Exercise directions: Reproduce the items below verbatim, from the line containing "Image is 1100×880." through the line containing "legend-swatch-gains bbox=[916, 449, 942, 475]", including both of those lines. Omit the pictures from your answer.

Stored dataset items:

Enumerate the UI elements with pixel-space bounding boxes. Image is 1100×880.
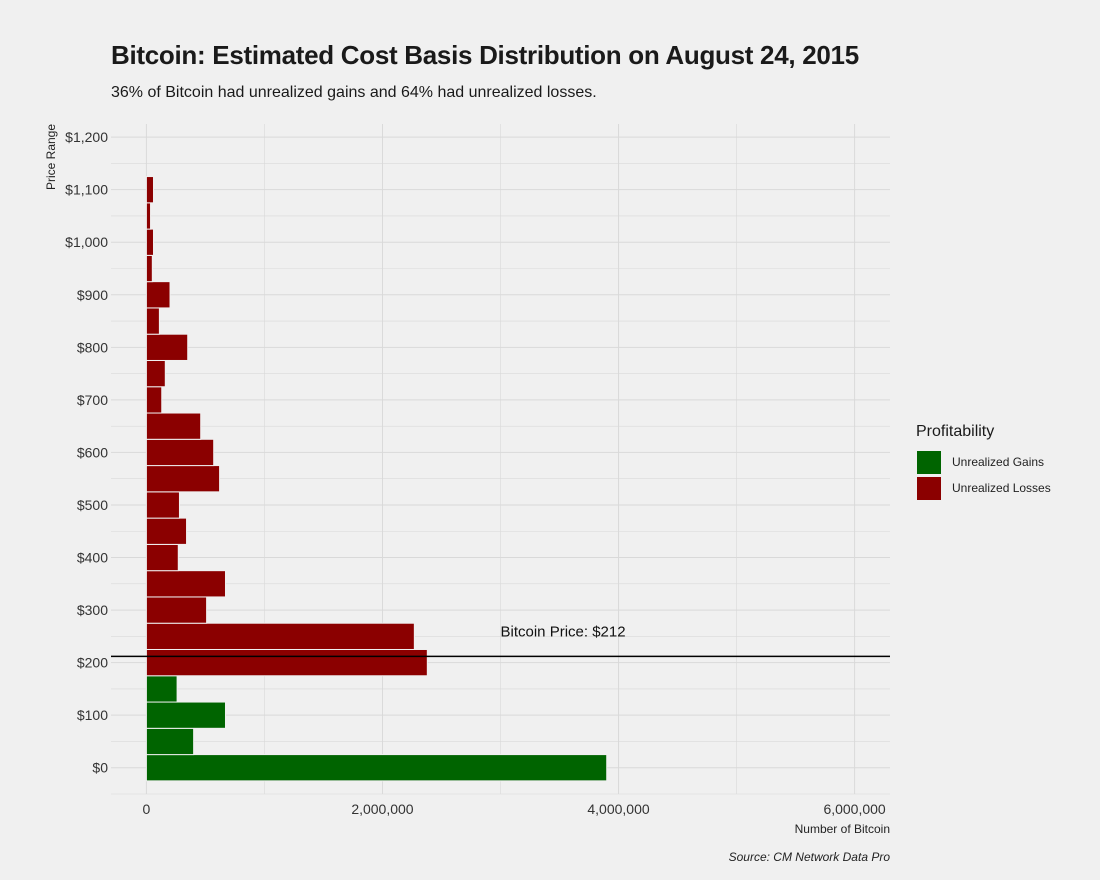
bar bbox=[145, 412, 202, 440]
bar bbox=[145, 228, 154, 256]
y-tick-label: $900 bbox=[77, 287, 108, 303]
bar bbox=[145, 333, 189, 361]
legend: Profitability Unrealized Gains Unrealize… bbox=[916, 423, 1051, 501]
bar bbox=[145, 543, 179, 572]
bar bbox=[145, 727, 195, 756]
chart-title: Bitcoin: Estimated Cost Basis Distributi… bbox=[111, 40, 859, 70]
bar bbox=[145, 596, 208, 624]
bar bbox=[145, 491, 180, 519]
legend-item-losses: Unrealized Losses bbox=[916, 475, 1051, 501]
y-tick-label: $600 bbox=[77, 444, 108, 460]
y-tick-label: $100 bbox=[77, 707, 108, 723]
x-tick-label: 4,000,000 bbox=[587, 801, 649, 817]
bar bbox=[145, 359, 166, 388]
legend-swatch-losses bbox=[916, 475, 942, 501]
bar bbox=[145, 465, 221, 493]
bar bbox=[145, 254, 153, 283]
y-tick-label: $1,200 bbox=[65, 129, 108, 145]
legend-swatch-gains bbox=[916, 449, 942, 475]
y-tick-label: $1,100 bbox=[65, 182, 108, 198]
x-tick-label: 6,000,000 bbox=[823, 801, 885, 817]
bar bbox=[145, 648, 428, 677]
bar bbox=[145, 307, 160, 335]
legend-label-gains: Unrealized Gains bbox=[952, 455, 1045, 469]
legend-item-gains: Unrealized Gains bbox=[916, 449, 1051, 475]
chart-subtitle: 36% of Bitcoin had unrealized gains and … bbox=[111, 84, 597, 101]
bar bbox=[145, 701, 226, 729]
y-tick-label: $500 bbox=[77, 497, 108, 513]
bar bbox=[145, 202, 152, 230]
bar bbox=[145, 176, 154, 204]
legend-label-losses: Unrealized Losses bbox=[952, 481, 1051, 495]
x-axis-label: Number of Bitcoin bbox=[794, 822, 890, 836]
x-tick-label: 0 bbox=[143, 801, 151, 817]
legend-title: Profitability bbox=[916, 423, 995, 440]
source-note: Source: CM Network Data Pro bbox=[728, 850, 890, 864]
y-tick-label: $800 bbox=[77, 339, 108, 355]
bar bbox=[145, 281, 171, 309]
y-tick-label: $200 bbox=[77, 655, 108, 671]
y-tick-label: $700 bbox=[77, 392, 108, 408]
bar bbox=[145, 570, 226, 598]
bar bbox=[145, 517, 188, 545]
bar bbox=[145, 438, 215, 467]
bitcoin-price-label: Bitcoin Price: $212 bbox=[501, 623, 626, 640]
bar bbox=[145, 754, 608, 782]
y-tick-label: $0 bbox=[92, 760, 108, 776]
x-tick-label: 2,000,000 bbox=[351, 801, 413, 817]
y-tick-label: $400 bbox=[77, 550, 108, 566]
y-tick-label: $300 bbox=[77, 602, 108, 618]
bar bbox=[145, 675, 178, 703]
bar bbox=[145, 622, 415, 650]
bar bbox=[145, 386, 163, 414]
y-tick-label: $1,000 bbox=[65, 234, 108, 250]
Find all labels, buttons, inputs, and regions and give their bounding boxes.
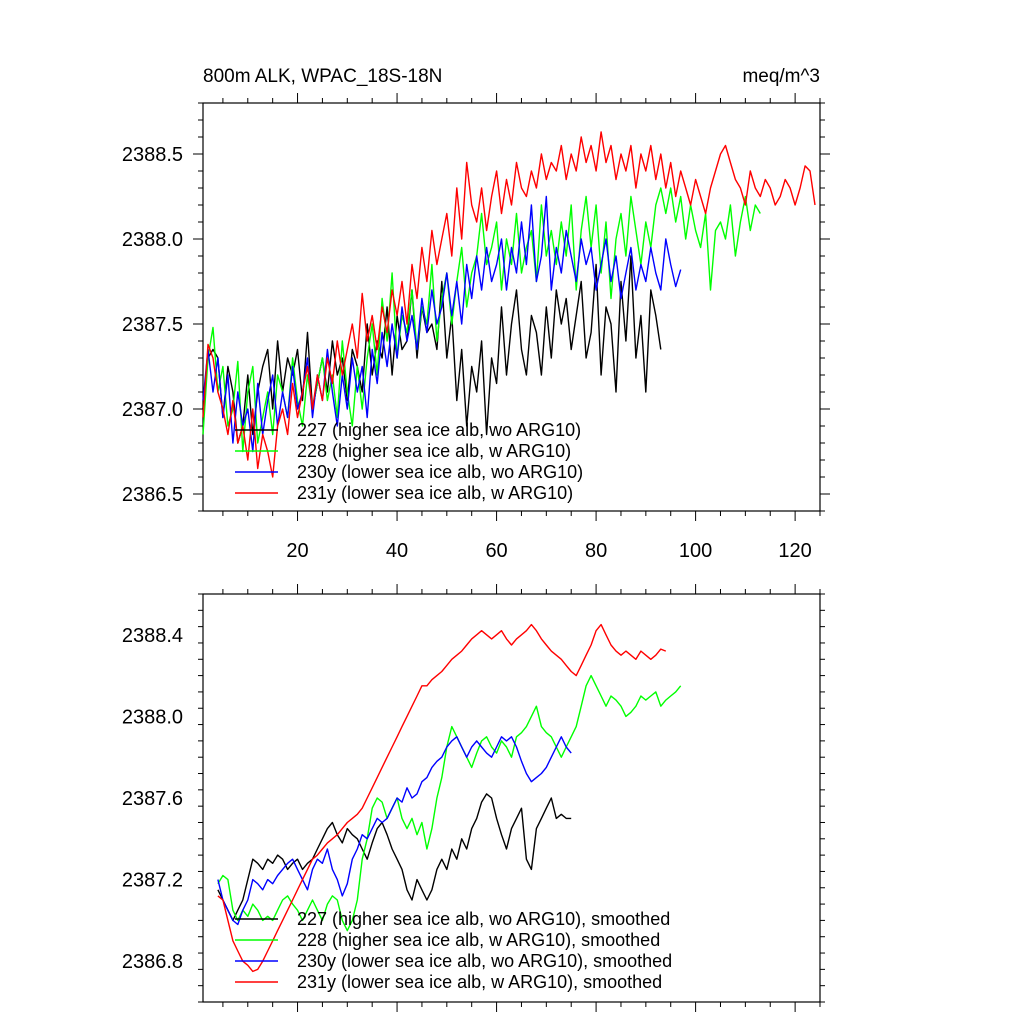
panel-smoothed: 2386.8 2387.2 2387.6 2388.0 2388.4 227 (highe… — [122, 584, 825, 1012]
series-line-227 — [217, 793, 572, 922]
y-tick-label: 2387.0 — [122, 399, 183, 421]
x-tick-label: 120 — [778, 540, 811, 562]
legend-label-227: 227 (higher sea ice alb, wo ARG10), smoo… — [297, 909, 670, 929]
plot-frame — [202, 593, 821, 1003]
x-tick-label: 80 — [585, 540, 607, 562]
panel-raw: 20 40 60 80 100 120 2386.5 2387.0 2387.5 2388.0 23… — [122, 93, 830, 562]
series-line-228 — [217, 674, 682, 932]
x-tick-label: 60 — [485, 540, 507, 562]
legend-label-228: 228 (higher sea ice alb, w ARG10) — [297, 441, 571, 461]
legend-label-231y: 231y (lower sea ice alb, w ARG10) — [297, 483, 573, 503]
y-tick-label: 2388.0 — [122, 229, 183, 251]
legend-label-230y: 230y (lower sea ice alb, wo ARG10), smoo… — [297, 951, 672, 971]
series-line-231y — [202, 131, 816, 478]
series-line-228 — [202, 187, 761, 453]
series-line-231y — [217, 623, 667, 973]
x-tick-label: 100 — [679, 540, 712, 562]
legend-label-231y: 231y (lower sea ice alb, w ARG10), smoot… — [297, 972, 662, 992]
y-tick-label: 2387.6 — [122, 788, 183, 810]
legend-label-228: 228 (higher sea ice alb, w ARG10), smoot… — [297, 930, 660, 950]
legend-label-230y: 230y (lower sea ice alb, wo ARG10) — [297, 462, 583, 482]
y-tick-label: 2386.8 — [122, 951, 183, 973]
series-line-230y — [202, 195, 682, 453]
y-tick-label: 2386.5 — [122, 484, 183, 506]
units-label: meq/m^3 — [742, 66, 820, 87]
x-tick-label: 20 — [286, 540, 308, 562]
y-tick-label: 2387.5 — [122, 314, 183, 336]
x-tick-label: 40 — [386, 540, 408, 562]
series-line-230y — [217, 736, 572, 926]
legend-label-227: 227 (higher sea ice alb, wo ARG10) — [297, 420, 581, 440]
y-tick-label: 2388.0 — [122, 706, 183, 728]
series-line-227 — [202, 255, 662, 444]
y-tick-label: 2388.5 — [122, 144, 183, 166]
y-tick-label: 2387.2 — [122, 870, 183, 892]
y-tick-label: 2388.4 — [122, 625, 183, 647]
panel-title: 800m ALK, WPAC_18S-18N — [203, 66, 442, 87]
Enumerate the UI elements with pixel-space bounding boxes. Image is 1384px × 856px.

---

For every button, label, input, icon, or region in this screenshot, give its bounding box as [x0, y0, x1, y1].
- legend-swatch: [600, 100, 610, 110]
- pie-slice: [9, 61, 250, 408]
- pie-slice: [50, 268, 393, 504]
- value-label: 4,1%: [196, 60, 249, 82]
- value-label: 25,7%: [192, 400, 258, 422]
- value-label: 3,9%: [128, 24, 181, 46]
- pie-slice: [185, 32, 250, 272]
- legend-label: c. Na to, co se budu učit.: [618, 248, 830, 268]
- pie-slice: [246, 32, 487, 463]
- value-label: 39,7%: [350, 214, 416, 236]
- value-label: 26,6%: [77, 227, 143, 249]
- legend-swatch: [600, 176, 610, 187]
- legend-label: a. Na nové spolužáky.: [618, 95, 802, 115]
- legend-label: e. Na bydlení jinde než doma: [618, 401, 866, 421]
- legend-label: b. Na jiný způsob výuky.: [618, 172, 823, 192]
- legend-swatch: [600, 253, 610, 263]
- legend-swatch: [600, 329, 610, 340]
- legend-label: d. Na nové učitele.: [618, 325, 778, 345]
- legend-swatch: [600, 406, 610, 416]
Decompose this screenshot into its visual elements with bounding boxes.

Worked solution:
Enumerate the UI elements with pixel-space bounding boxes. Image is 1100×880.
bar bbox=[145, 412, 202, 440]
bar bbox=[145, 228, 154, 256]
y-tick-label: $900 bbox=[77, 287, 108, 303]
bar bbox=[145, 333, 189, 361]
legend: Profitability Unrealized Gains Unrealize… bbox=[916, 423, 1051, 501]
bar bbox=[145, 543, 179, 572]
bar bbox=[145, 727, 195, 756]
chart-title: Bitcoin: Estimated Cost Basis Distributi… bbox=[111, 40, 859, 70]
bar bbox=[145, 596, 208, 624]
bar bbox=[145, 491, 180, 519]
legend-item-losses: Unrealized Losses bbox=[916, 475, 1051, 501]
y-tick-label: $600 bbox=[77, 444, 108, 460]
y-tick-label: $100 bbox=[77, 707, 108, 723]
x-tick-label: 4,000,000 bbox=[587, 801, 649, 817]
bar bbox=[145, 359, 166, 388]
legend-swatch-losses bbox=[916, 475, 942, 501]
bar bbox=[145, 465, 221, 493]
bar bbox=[145, 254, 153, 283]
y-tick-label: $1,200 bbox=[65, 129, 108, 145]
legend-swatch-gains bbox=[916, 449, 942, 475]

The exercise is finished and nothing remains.